Write out the records below once more, exactly as they stand.
....
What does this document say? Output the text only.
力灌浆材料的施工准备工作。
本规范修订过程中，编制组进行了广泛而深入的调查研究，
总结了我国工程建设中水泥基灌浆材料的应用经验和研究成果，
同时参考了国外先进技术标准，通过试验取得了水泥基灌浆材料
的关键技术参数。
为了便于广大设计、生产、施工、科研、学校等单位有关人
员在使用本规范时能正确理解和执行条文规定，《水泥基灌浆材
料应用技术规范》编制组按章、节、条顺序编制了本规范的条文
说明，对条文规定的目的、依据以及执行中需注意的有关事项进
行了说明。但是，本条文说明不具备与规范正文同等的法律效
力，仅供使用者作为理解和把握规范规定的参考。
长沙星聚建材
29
....
WRITTEN ANSWER:
What does this document say? Output the text only.
力灌浆材料的施工准备工作。
本规范修订过程中，编制组进行了广泛而深入的调查研究，
总结了我国工程建设中水泥基灌浆材料的应用经验和研究成果，
同时参考了国外先进技术标准，通过试验取得了水泥基灌浆材料
的关键技术参数。
为了便于广大设计、生产、施工、科研、学校等单位有关人
员在使用本规范时能正确理解和执行条文规定，《水泥基灌浆材
料应用技术规范》编制组按章、节、条顺序编制了本规范的条文
说明，对条文规定的目的、依据以及执行中需注意的有关事项进
行了说明。但是，本条文说明不具备与规范正文同等的法律效
力，仅供使用者作为理解和把握规范规定的参考。
长沙星聚建材
29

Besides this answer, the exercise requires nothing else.